==== MATERIAL SUPPLIED

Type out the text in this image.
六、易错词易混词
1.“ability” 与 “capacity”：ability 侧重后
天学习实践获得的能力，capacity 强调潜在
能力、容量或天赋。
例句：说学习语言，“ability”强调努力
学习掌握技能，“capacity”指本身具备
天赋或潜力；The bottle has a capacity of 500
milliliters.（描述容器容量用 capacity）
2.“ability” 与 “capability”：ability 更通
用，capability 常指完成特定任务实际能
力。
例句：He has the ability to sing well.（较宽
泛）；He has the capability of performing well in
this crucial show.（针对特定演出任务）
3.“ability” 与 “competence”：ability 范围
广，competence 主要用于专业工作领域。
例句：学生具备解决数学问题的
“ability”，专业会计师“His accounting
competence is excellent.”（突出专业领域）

========

◆ **TASK TO COMPLETE**
Tell how many lines hold the string "this", giving the number and nothing else.

◆ **EXERCISE RESPONSE**
2